## Prompt
Scan the entries below and extract each line with the word "progress" in it.

__________

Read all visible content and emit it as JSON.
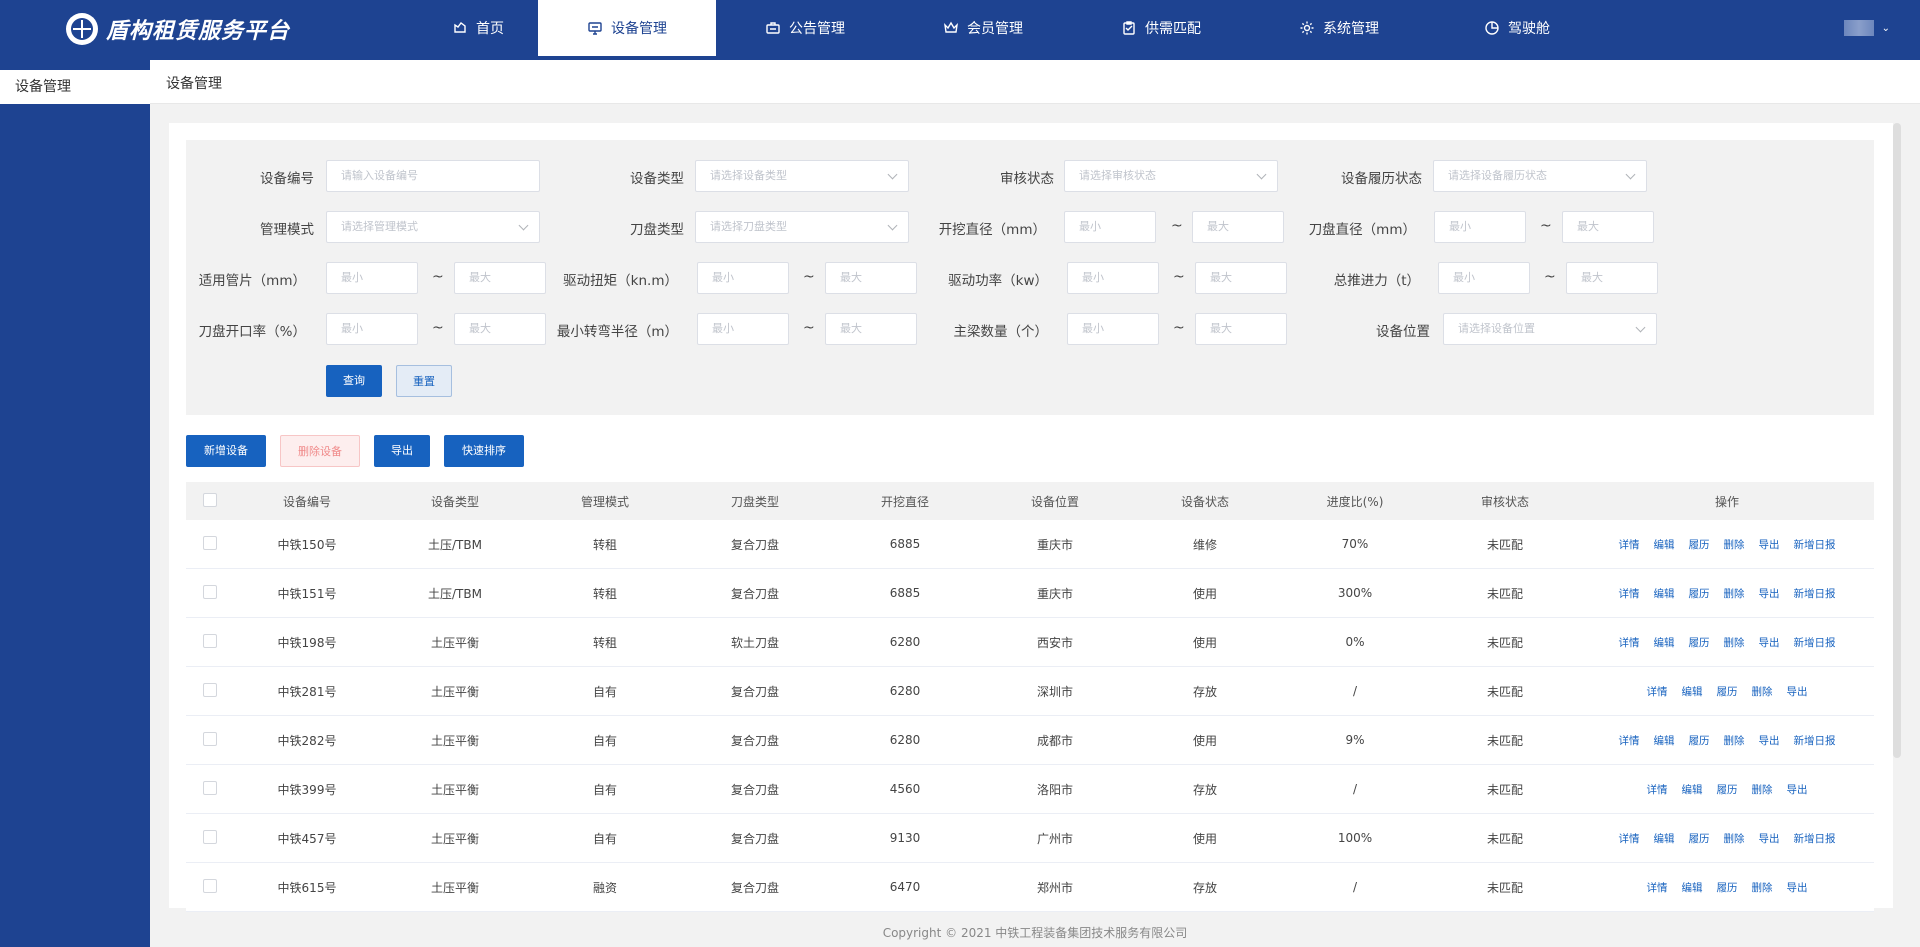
{
  "app": {
    "title": "盾构租赁服务平台"
  },
  "nav": [
    {
      "label": "首页",
      "icon": "home-icon",
      "width": 120,
      "active": false
    },
    {
      "label": "设备管理",
      "icon": "monitor-icon",
      "width": 178,
      "active": true
    },
    {
      "label": "公告管理",
      "icon": "briefcase-icon",
      "width": 178,
      "active": false
    },
    {
      "label": "会员管理",
      "icon": "crown-icon",
      "width": 178,
      "active": false
    },
    {
      "label": "供需匹配",
      "icon": "clipboard-icon",
      "width": 178,
      "active": false
    },
    {
      "label": "系统管理",
      "icon": "gear-icon",
      "width": 178,
      "active": false
    },
    {
      "label": "驾驶舱",
      "icon": "pie-chart-icon",
      "width": 178,
      "active": false
    }
  ],
  "sidebar": {
    "items": [
      {
        "label": "设备管理"
      }
    ]
  },
  "breadcrumb": {
    "current": "设备管理"
  },
  "filter": {
    "device_no": {
      "label": "设备编号",
      "placeholder": "请输入设备编号"
    },
    "device_type": {
      "label": "设备类型",
      "placeholder": "请选择设备类型"
    },
    "audit_status": {
      "label": "审核状态",
      "placeholder": "请选择审核状态"
    },
    "history_status": {
      "label": "设备履历状态",
      "placeholder": "请选择设备履历状态"
    },
    "mgmt_mode": {
      "label": "管理模式",
      "placeholder": "请选择管理模式"
    },
    "cutter_type": {
      "label": "刀盘类型",
      "placeholder": "请选择刀盘类型"
    },
    "excavation_dia": {
      "label": "开挖直径（mm）"
    },
    "cutter_dia": {
      "label": "刀盘直径（mm）"
    },
    "segment": {
      "label": "适用管片（mm）"
    },
    "torque": {
      "label": "驱动扭矩（kn.m）"
    },
    "power": {
      "label": "驱动功率（kw）"
    },
    "thrust": {
      "label": "总推进力（t）"
    },
    "opening_rate": {
      "label": "刀盘开口率（%）"
    },
    "turn_radius": {
      "label": "最小转弯半径（m）"
    },
    "beam_count": {
      "label": "主梁数量（个）"
    },
    "location": {
      "label": "设备位置",
      "placeholder": "请选择设备位置"
    },
    "min_placeholder": "最小",
    "max_placeholder": "最大",
    "tilde": "~",
    "query_label": "查询",
    "reset_label": "重置"
  },
  "toolbar": {
    "add_label": "新增设备",
    "delete_label": "删除设备",
    "export_label": "导出",
    "sort_label": "快速排序"
  },
  "table": {
    "columns": [
      "设备编号",
      "设备类型",
      "管理模式",
      "刀盘类型",
      "开挖直径",
      "设备位置",
      "设备状态",
      "进度比(%)",
      "审核状态",
      "操作"
    ],
    "rows": [
      {
        "no": "中铁150号",
        "type": "土压/TBM",
        "mode": "转租",
        "cutter": "复合刀盘",
        "dia": "6885",
        "loc": "重庆市",
        "status": "维修",
        "progress": "70%",
        "audit": "未匹配",
        "ops": [
          "详情",
          "编辑",
          "履历",
          "删除",
          "导出",
          "新增日报"
        ]
      },
      {
        "no": "中铁151号",
        "type": "土压/TBM",
        "mode": "转租",
        "cutter": "复合刀盘",
        "dia": "6885",
        "loc": "重庆市",
        "status": "使用",
        "progress": "300%",
        "audit": "未匹配",
        "ops": [
          "详情",
          "编辑",
          "履历",
          "删除",
          "导出",
          "新增日报"
        ]
      },
      {
        "no": "中铁198号",
        "type": "土压平衡",
        "mode": "转租",
        "cutter": "软土刀盘",
        "dia": "6280",
        "loc": "西安市",
        "status": "使用",
        "progress": "0%",
        "audit": "未匹配",
        "ops": [
          "详情",
          "编辑",
          "履历",
          "删除",
          "导出",
          "新增日报"
        ]
      },
      {
        "no": "中铁281号",
        "type": "土压平衡",
        "mode": "自有",
        "cutter": "复合刀盘",
        "dia": "6280",
        "loc": "深圳市",
        "status": "存放",
        "progress": "/",
        "audit": "未匹配",
        "ops": [
          "详情",
          "编辑",
          "履历",
          "删除",
          "导出"
        ]
      },
      {
        "no": "中铁282号",
        "type": "土压平衡",
        "mode": "自有",
        "cutter": "复合刀盘",
        "dia": "6280",
        "loc": "成都市",
        "status": "使用",
        "progress": "9%",
        "audit": "未匹配",
        "ops": [
          "详情",
          "编辑",
          "履历",
          "删除",
          "导出",
          "新增日报"
        ]
      },
      {
        "no": "中铁399号",
        "type": "土压平衡",
        "mode": "自有",
        "cutter": "复合刀盘",
        "dia": "4560",
        "loc": "洛阳市",
        "status": "存放",
        "progress": "/",
        "audit": "未匹配",
        "ops": [
          "详情",
          "编辑",
          "履历",
          "删除",
          "导出"
        ]
      },
      {
        "no": "中铁457号",
        "type": "土压平衡",
        "mode": "自有",
        "cutter": "复合刀盘",
        "dia": "9130",
        "loc": "广州市",
        "status": "使用",
        "progress": "100%",
        "audit": "未匹配",
        "ops": [
          "详情",
          "编辑",
          "履历",
          "删除",
          "导出",
          "新增日报"
        ]
      },
      {
        "no": "中铁615号",
        "type": "土压平衡",
        "mode": "融资",
        "cutter": "复合刀盘",
        "dia": "6470",
        "loc": "郑州市",
        "status": "存放",
        "progress": "/",
        "audit": "未匹配",
        "ops": [
          "详情",
          "编辑",
          "履历",
          "删除",
          "导出"
        ]
      }
    ]
  },
  "footer": {
    "copyright": "Copyright © 2021 中铁工程装备集团技术服务有限公司"
  }
}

__________

## Result for this exercise
        "progress": "70%",
        "progress": "300%",
        "progress": "0%",
        "progress": "/",
        "progress": "9%",
        "progress": "/",
        "progress": "100%",
        "progress": "/",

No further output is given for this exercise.